**Excerpt from a dataset:**
###

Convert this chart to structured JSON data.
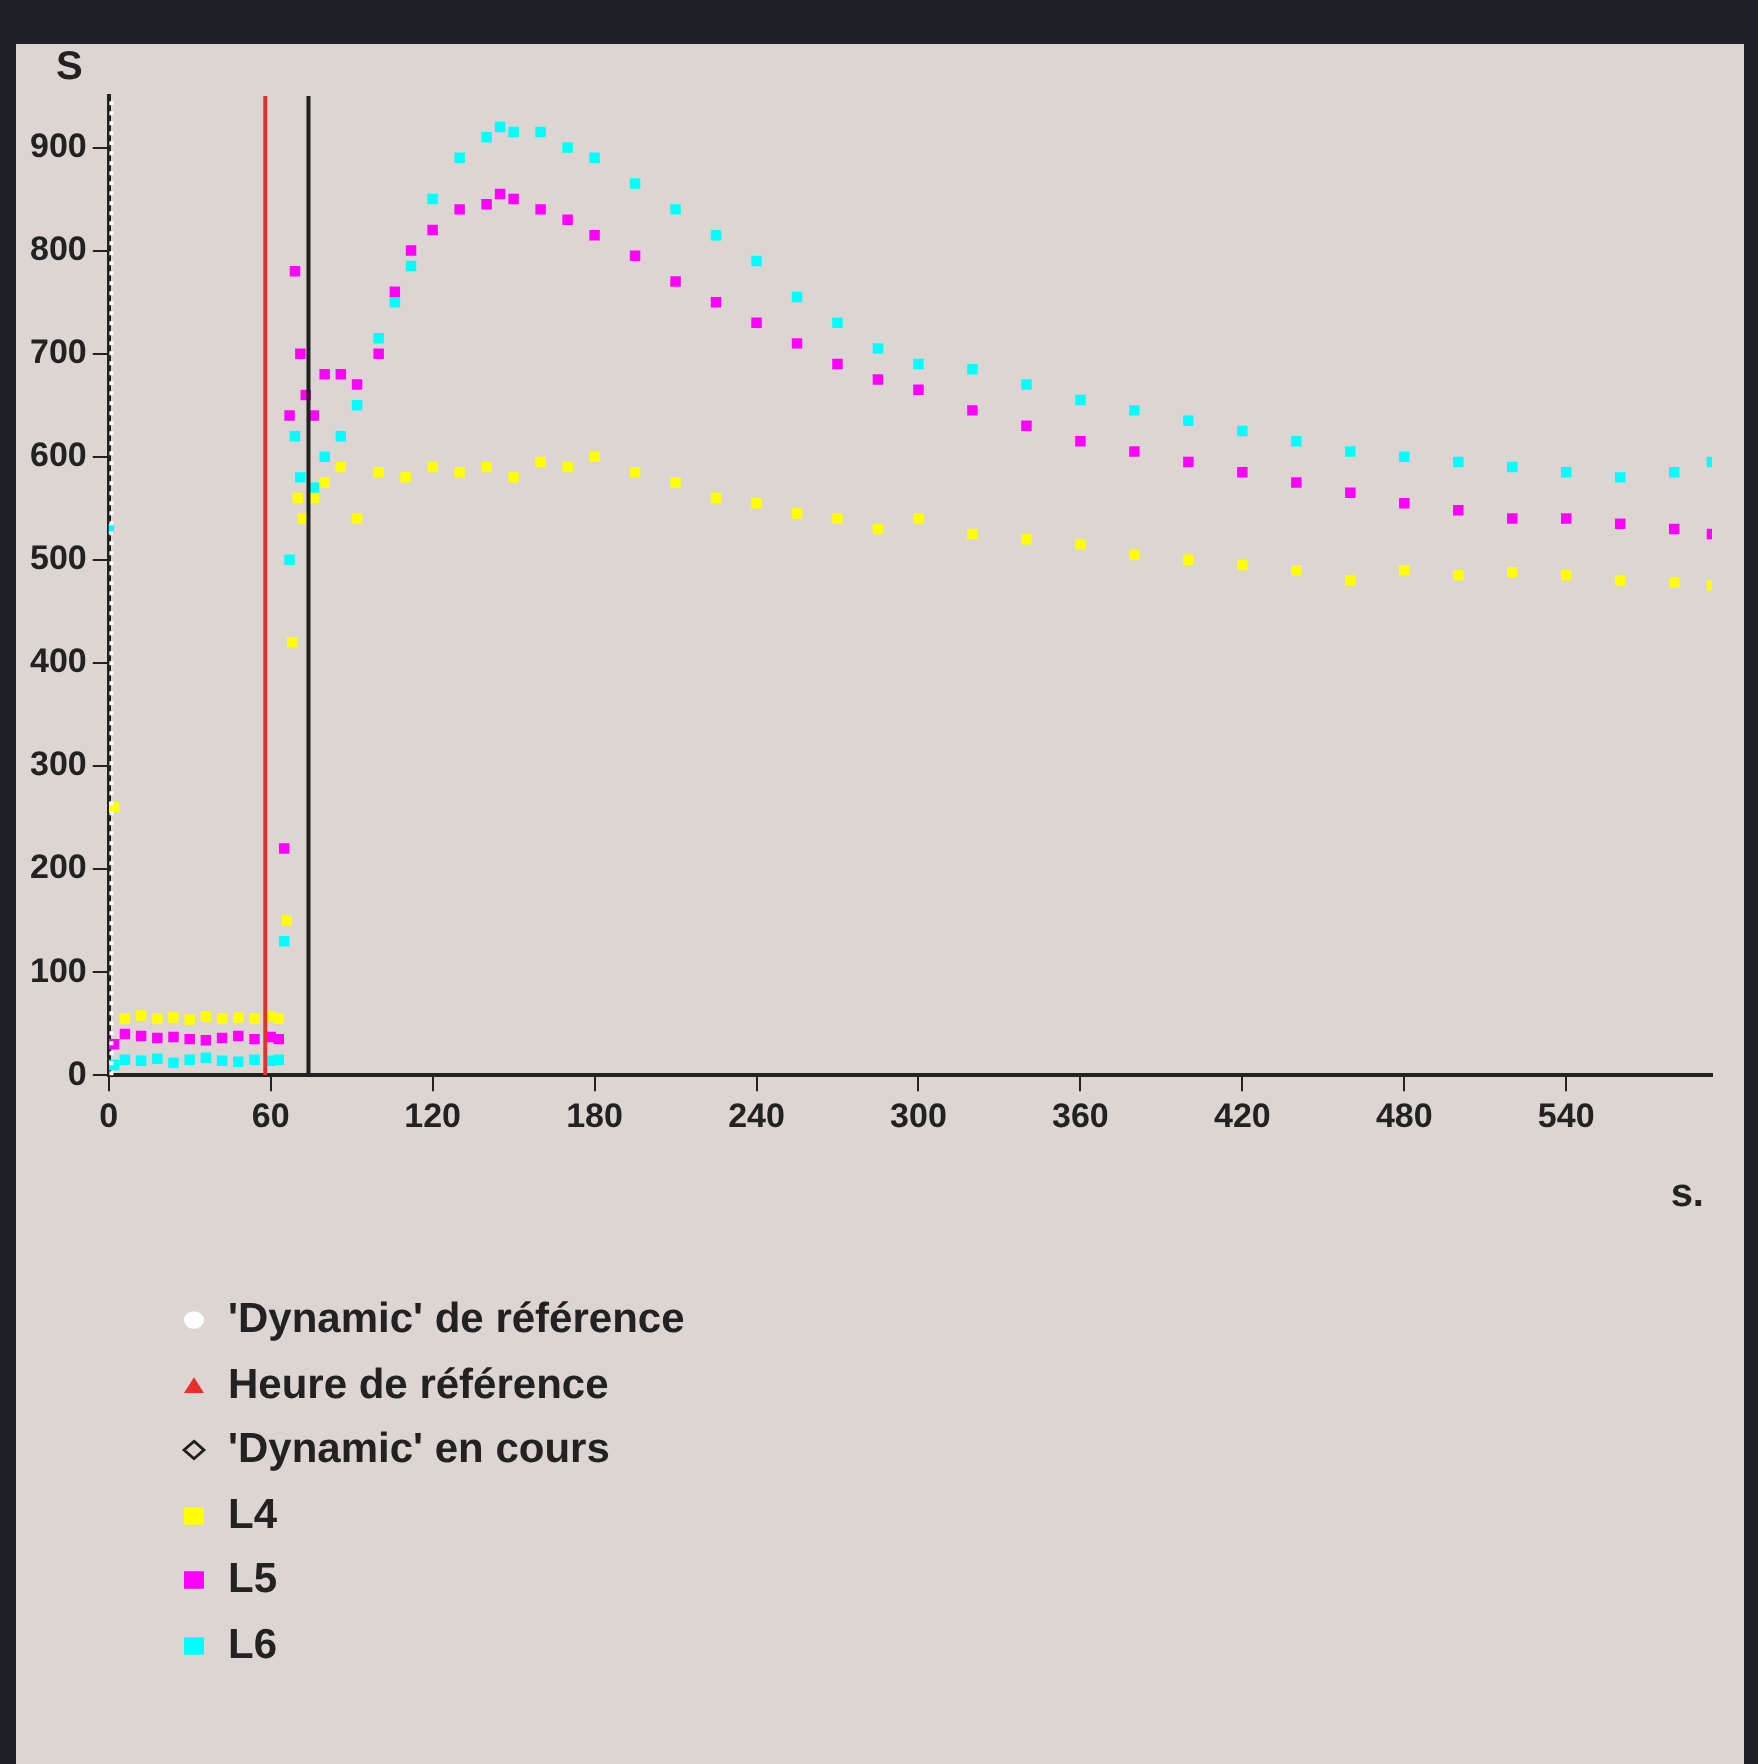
{
  "chart_data": {
    "type": "scatter",
    "xlabel": "s.",
    "ylabel": "S",
    "xlim": [
      0,
      594
    ],
    "ylim": [
      0,
      950
    ],
    "xticks": [
      0,
      60,
      120,
      180,
      240,
      300,
      360,
      420,
      480,
      540
    ],
    "yticks": [
      0,
      100,
      200,
      300,
      400,
      500,
      600,
      700,
      800,
      900
    ],
    "grid": false,
    "legend": "bottom",
    "marker": "square",
    "ref_lines": [
      {
        "axis": "x",
        "value": 1,
        "label": "'Dynamic' de référence",
        "color": "#ffffff",
        "line_style": "dotted"
      },
      {
        "axis": "x",
        "value": 58,
        "label": "Heure de référence",
        "color": "#e8302a"
      },
      {
        "axis": "x",
        "value": 74,
        "label": "'Dynamic' en cours",
        "color": "#202020"
      }
    ],
    "series": [
      {
        "name": "L4",
        "color": "#ffff00",
        "x": [
          2,
          6,
          12,
          18,
          24,
          30,
          36,
          42,
          48,
          54,
          60,
          63,
          66,
          68,
          70,
          72,
          76,
          80,
          86,
          92,
          100,
          110,
          120,
          130,
          140,
          150,
          160,
          170,
          180,
          195,
          210,
          225,
          240,
          255,
          270,
          285,
          300,
          320,
          340,
          360,
          380,
          400,
          420,
          440,
          460,
          480,
          500,
          520,
          540,
          560,
          580,
          594
        ],
        "values": [
          260,
          55,
          58,
          55,
          56,
          54,
          57,
          55,
          56,
          55,
          57,
          55,
          150,
          420,
          560,
          540,
          560,
          575,
          590,
          540,
          585,
          580,
          590,
          585,
          590,
          580,
          595,
          590,
          600,
          585,
          575,
          560,
          555,
          545,
          540,
          530,
          540,
          525,
          520,
          515,
          505,
          500,
          495,
          490,
          480,
          490,
          485,
          488,
          485,
          480,
          478,
          475
        ]
      },
      {
        "name": "L5",
        "color": "#ff00ff",
        "x": [
          2,
          6,
          12,
          18,
          24,
          30,
          36,
          42,
          48,
          54,
          60,
          63,
          65,
          67,
          69,
          71,
          73,
          76,
          80,
          86,
          92,
          100,
          106,
          112,
          120,
          130,
          140,
          145,
          150,
          160,
          170,
          180,
          195,
          210,
          225,
          240,
          255,
          270,
          285,
          300,
          320,
          340,
          360,
          380,
          400,
          420,
          440,
          460,
          480,
          500,
          520,
          540,
          560,
          580,
          594
        ],
        "values": [
          30,
          40,
          38,
          36,
          37,
          35,
          34,
          36,
          38,
          35,
          37,
          35,
          220,
          640,
          780,
          700,
          660,
          640,
          680,
          680,
          670,
          700,
          760,
          800,
          820,
          840,
          845,
          855,
          850,
          840,
          830,
          815,
          795,
          770,
          750,
          730,
          710,
          690,
          675,
          665,
          645,
          630,
          615,
          605,
          595,
          585,
          575,
          565,
          555,
          548,
          540,
          540,
          535,
          530,
          525
        ]
      },
      {
        "name": "L6",
        "color": "#00ffff",
        "x": [
          0,
          2,
          6,
          12,
          18,
          24,
          30,
          36,
          42,
          48,
          54,
          60,
          63,
          65,
          67,
          69,
          71,
          76,
          80,
          86,
          92,
          100,
          106,
          112,
          120,
          130,
          140,
          145,
          150,
          160,
          170,
          180,
          195,
          210,
          225,
          240,
          255,
          270,
          285,
          300,
          320,
          340,
          360,
          380,
          400,
          420,
          440,
          460,
          480,
          500,
          520,
          540,
          560,
          580,
          594
        ],
        "values": [
          530,
          10,
          15,
          14,
          16,
          12,
          15,
          17,
          14,
          13,
          15,
          14,
          15,
          130,
          500,
          620,
          580,
          570,
          600,
          620,
          650,
          715,
          750,
          785,
          850,
          890,
          910,
          920,
          915,
          915,
          900,
          890,
          865,
          840,
          815,
          790,
          755,
          730,
          705,
          690,
          685,
          670,
          655,
          645,
          635,
          625,
          615,
          605,
          600,
          595,
          590,
          585,
          580,
          585,
          595
        ]
      }
    ]
  }
}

###

**CHALLENGE:** Write out every entry again word for word, without any of the pictures.

**RESPONSE:**
Convert this chart to structured JSON data.
{
  "chart_data": {
    "type": "scatter",
    "xlabel": "s.",
    "ylabel": "S",
    "xlim": [
      0,
      594
    ],
    "ylim": [
      0,
      950
    ],
    "xticks": [
      0,
      60,
      120,
      180,
      240,
      300,
      360,
      420,
      480,
      540
    ],
    "yticks": [
      0,
      100,
      200,
      300,
      400,
      500,
      600,
      700,
      800,
      900
    ],
    "grid": false,
    "legend": "bottom",
    "marker": "square",
    "ref_lines": [
      {
        "axis": "x",
        "value": 1,
        "label": "'Dynamic' de référence",
        "color": "#ffffff",
        "line_style": "dotted"
      },
      {
        "axis": "x",
        "value": 58,
        "label": "Heure de référence",
        "color": "#e8302a"
      },
      {
        "axis": "x",
        "value": 74,
        "label": "'Dynamic' en cours",
        "color": "#202020"
      }
    ],
    "series": [
      {
        "name": "L4",
        "color": "#ffff00",
        "x": [
          2,
          6,
          12,
          18,
          24,
          30,
          36,
          42,
          48,
          54,
          60,
          63,
          66,
          68,
          70,
          72,
          76,
          80,
          86,
          92,
          100,
          110,
          120,
          130,
          140,
          150,
          160,
          170,
          180,
          195,
          210,
          225,
          240,
          255,
          270,
          285,
          300,
          320,
          340,
          360,
          380,
          400,
          420,
          440,
          460,
          480,
          500,
          520,
          540,
          560,
          580,
          594
        ],
        "values": [
          260,
          55,
          58,
          55,
          56,
          54,
          57,
          55,
          56,
          55,
          57,
          55,
          150,
          420,
          560,
          540,
          560,
          575,
          590,
          540,
          585,
          580,
          590,
          585,
          590,
          580,
          595,
          590,
          600,
          585,
          575,
          560,
          555,
          545,
          540,
          530,
          540,
          525,
          520,
          515,
          505,
          500,
          495,
          490,
          480,
          490,
          485,
          488,
          485,
          480,
          478,
          475
        ]
      },
      {
        "name": "L5",
        "color": "#ff00ff",
        "x": [
          2,
          6,
          12,
          18,
          24,
          30,
          36,
          42,
          48,
          54,
          60,
          63,
          65,
          67,
          69,
          71,
          73,
          76,
          80,
          86,
          92,
          100,
          106,
          112,
          120,
          130,
          140,
          145,
          150,
          160,
          170,
          180,
          195,
          210,
          225,
          240,
          255,
          270,
          285,
          300,
          320,
          340,
          360,
          380,
          400,
          420,
          440,
          460,
          480,
          500,
          520,
          540,
          560,
          580,
          594
        ],
        "values": [
          30,
          40,
          38,
          36,
          37,
          35,
          34,
          36,
          38,
          35,
          37,
          35,
          220,
          640,
          780,
          700,
          660,
          640,
          680,
          680,
          670,
          700,
          760,
          800,
          820,
          840,
          845,
          855,
          850,
          840,
          830,
          815,
          795,
          770,
          750,
          730,
          710,
          690,
          675,
          665,
          645,
          630,
          615,
          605,
          595,
          585,
          575,
          565,
          555,
          548,
          540,
          540,
          535,
          530,
          525
        ]
      },
      {
        "name": "L6",
        "color": "#00ffff",
        "x": [
          0,
          2,
          6,
          12,
          18,
          24,
          30,
          36,
          42,
          48,
          54,
          60,
          63,
          65,
          67,
          69,
          71,
          76,
          80,
          86,
          92,
          100,
          106,
          112,
          120,
          130,
          140,
          145,
          150,
          160,
          170,
          180,
          195,
          210,
          225,
          240,
          255,
          270,
          285,
          300,
          320,
          340,
          360,
          380,
          400,
          420,
          440,
          460,
          480,
          500,
          520,
          540,
          560,
          580,
          594
        ],
        "values": [
          530,
          10,
          15,
          14,
          16,
          12,
          15,
          17,
          14,
          13,
          15,
          14,
          15,
          130,
          500,
          620,
          580,
          570,
          600,
          620,
          650,
          715,
          750,
          785,
          850,
          890,
          910,
          920,
          915,
          915,
          900,
          890,
          865,
          840,
          815,
          790,
          755,
          730,
          705,
          690,
          685,
          670,
          655,
          645,
          635,
          625,
          615,
          605,
          600,
          595,
          590,
          585,
          580,
          585,
          595
        ]
      }
    ]
  }
}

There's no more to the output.